Extracted data entries
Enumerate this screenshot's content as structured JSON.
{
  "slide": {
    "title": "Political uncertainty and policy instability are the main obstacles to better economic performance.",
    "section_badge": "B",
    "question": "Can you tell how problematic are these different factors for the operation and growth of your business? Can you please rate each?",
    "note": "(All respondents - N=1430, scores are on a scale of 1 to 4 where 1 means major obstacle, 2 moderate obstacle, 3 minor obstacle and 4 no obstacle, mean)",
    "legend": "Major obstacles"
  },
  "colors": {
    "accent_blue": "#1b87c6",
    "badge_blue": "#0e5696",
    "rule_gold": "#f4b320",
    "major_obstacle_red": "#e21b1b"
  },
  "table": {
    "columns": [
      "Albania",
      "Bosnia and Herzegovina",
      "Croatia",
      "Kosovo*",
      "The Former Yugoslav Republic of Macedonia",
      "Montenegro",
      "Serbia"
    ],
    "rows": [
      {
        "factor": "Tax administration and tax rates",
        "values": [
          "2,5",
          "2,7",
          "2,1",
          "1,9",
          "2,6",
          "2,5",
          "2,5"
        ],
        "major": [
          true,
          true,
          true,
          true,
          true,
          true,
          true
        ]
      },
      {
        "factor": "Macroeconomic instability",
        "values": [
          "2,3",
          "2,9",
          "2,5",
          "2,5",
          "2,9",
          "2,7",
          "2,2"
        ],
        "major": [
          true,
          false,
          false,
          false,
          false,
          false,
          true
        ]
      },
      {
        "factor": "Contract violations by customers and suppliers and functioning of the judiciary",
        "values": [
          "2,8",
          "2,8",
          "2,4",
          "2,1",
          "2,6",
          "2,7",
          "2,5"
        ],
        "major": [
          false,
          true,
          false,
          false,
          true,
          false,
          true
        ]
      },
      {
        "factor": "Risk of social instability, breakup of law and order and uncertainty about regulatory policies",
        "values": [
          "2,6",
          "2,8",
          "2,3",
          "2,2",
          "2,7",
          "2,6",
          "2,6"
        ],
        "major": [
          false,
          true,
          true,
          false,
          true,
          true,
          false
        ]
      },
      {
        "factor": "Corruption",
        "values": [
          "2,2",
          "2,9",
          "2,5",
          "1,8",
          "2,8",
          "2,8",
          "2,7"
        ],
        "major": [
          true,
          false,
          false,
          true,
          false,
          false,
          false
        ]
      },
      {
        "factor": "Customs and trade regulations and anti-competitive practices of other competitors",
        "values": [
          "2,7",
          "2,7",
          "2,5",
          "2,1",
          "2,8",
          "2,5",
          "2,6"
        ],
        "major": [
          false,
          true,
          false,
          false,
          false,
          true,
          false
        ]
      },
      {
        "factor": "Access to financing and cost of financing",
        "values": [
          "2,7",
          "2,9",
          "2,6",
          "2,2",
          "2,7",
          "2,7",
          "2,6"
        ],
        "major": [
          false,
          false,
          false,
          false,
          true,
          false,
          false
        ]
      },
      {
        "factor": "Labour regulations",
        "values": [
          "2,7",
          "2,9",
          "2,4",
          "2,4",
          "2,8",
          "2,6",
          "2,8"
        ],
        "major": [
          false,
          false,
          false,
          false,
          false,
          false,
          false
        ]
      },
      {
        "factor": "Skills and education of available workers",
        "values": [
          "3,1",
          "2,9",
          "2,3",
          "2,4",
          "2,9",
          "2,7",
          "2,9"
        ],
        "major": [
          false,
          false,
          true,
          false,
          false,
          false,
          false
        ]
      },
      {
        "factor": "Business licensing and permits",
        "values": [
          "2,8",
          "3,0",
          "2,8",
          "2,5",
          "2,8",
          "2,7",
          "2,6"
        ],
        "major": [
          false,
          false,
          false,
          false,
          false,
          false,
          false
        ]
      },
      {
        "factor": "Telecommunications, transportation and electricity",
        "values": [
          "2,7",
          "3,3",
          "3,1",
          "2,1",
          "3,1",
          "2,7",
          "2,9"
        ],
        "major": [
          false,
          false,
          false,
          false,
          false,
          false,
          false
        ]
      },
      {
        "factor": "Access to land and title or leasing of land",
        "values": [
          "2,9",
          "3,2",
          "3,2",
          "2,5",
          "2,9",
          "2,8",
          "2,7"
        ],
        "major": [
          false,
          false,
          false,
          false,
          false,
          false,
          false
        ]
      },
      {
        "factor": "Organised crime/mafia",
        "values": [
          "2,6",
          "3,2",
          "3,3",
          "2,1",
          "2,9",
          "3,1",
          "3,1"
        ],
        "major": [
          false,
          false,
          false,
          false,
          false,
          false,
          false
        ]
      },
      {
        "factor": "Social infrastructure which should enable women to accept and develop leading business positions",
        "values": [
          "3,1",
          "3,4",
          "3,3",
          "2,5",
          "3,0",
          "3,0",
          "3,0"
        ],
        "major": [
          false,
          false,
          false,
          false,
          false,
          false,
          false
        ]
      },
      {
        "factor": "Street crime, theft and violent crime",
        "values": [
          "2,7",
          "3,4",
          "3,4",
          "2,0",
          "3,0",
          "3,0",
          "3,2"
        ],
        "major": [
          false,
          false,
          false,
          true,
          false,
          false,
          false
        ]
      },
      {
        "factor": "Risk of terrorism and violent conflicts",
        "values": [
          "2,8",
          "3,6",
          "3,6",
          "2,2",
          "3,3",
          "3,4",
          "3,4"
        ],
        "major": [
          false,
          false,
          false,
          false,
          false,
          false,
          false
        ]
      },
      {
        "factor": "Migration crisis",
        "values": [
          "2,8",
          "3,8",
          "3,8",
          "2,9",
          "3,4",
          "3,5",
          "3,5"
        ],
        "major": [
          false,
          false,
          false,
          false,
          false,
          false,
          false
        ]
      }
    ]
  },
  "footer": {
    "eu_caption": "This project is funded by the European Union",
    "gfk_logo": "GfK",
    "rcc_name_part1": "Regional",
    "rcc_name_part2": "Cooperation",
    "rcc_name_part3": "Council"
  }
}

### Do this
Please quote the data above in full, with no line missing.

### Solution to this task
Enumerate this screenshot's content as structured JSON.
{
  "slide": {
    "title": "Political uncertainty and policy instability are the main obstacles to better economic performance.",
    "section_badge": "B",
    "question": "Can you tell how problematic are these different factors for the operation and growth of your business? Can you please rate each?",
    "note": "(All respondents - N=1430, scores are on a scale of 1 to 4 where 1 means major obstacle, 2 moderate obstacle, 3 minor obstacle and 4 no obstacle, mean)",
    "legend": "Major obstacles"
  },
  "colors": {
    "accent_blue": "#1b87c6",
    "badge_blue": "#0e5696",
    "rule_gold": "#f4b320",
    "major_obstacle_red": "#e21b1b"
  },
  "table": {
    "columns": [
      "Albania",
      "Bosnia and Herzegovina",
      "Croatia",
      "Kosovo*",
      "The Former Yugoslav Republic of Macedonia",
      "Montenegro",
      "Serbia"
    ],
    "rows": [
      {
        "factor": "Tax administration and tax rates",
        "values": [
          "2,5",
          "2,7",
          "2,1",
          "1,9",
          "2,6",
          "2,5",
          "2,5"
        ],
        "major": [
          true,
          true,
          true,
          true,
          true,
          true,
          true
        ]
      },
      {
        "factor": "Macroeconomic instability",
        "values": [
          "2,3",
          "2,9",
          "2,5",
          "2,5",
          "2,9",
          "2,7",
          "2,2"
        ],
        "major": [
          true,
          false,
          false,
          false,
          false,
          false,
          true
        ]
      },
      {
        "factor": "Contract violations by customers and suppliers and functioning of the judiciary",
        "values": [
          "2,8",
          "2,8",
          "2,4",
          "2,1",
          "2,6",
          "2,7",
          "2,5"
        ],
        "major": [
          false,
          true,
          false,
          false,
          true,
          false,
          true
        ]
      },
      {
        "factor": "Risk of social instability, breakup of law and order and uncertainty about regulatory policies",
        "values": [
          "2,6",
          "2,8",
          "2,3",
          "2,2",
          "2,7",
          "2,6",
          "2,6"
        ],
        "major": [
          false,
          true,
          true,
          false,
          true,
          true,
          false
        ]
      },
      {
        "factor": "Corruption",
        "values": [
          "2,2",
          "2,9",
          "2,5",
          "1,8",
          "2,8",
          "2,8",
          "2,7"
        ],
        "major": [
          true,
          false,
          false,
          true,
          false,
          false,
          false
        ]
      },
      {
        "factor": "Customs and trade regulations and anti-competitive practices of other competitors",
        "values": [
          "2,7",
          "2,7",
          "2,5",
          "2,1",
          "2,8",
          "2,5",
          "2,6"
        ],
        "major": [
          false,
          true,
          false,
          false,
          false,
          true,
          false
        ]
      },
      {
        "factor": "Access to financing and cost of financing",
        "values": [
          "2,7",
          "2,9",
          "2,6",
          "2,2",
          "2,7",
          "2,7",
          "2,6"
        ],
        "major": [
          false,
          false,
          false,
          false,
          true,
          false,
          false
        ]
      },
      {
        "factor": "Labour regulations",
        "values": [
          "2,7",
          "2,9",
          "2,4",
          "2,4",
          "2,8",
          "2,6",
          "2,8"
        ],
        "major": [
          false,
          false,
          false,
          false,
          false,
          false,
          false
        ]
      },
      {
        "factor": "Skills and education of available workers",
        "values": [
          "3,1",
          "2,9",
          "2,3",
          "2,4",
          "2,9",
          "2,7",
          "2,9"
        ],
        "major": [
          false,
          false,
          true,
          false,
          false,
          false,
          false
        ]
      },
      {
        "factor": "Business licensing and permits",
        "values": [
          "2,8",
          "3,0",
          "2,8",
          "2,5",
          "2,8",
          "2,7",
          "2,6"
        ],
        "major": [
          false,
          false,
          false,
          false,
          false,
          false,
          false
        ]
      },
      {
        "factor": "Telecommunications, transportation and electricity",
        "values": [
          "2,7",
          "3,3",
          "3,1",
          "2,1",
          "3,1",
          "2,7",
          "2,9"
        ],
        "major": [
          false,
          false,
          false,
          false,
          false,
          false,
          false
        ]
      },
      {
        "factor": "Access to land and title or leasing of land",
        "values": [
          "2,9",
          "3,2",
          "3,2",
          "2,5",
          "2,9",
          "2,8",
          "2,7"
        ],
        "major": [
          false,
          false,
          false,
          false,
          false,
          false,
          false
        ]
      },
      {
        "factor": "Organised crime/mafia",
        "values": [
          "2,6",
          "3,2",
          "3,3",
          "2,1",
          "2,9",
          "3,1",
          "3,1"
        ],
        "major": [
          false,
          false,
          false,
          false,
          false,
          false,
          false
        ]
      },
      {
        "factor": "Social infrastructure which should enable women to accept and develop leading business positions",
        "values": [
          "3,1",
          "3,4",
          "3,3",
          "2,5",
          "3,0",
          "3,0",
          "3,0"
        ],
        "major": [
          false,
          false,
          false,
          false,
          false,
          false,
          false
        ]
      },
      {
        "factor": "Street crime, theft and violent crime",
        "values": [
          "2,7",
          "3,4",
          "3,4",
          "2,0",
          "3,0",
          "3,0",
          "3,2"
        ],
        "major": [
          false,
          false,
          false,
          true,
          false,
          false,
          false
        ]
      },
      {
        "factor": "Risk of terrorism and violent conflicts",
        "values": [
          "2,8",
          "3,6",
          "3,6",
          "2,2",
          "3,3",
          "3,4",
          "3,4"
        ],
        "major": [
          false,
          false,
          false,
          false,
          false,
          false,
          false
        ]
      },
      {
        "factor": "Migration crisis",
        "values": [
          "2,8",
          "3,8",
          "3,8",
          "2,9",
          "3,4",
          "3,5",
          "3,5"
        ],
        "major": [
          false,
          false,
          false,
          false,
          false,
          false,
          false
        ]
      }
    ]
  },
  "footer": {
    "eu_caption": "This project is funded by the European Union",
    "gfk_logo": "GfK",
    "rcc_name_part1": "Regional",
    "rcc_name_part2": "Cooperation",
    "rcc_name_part3": "Council"
  }
}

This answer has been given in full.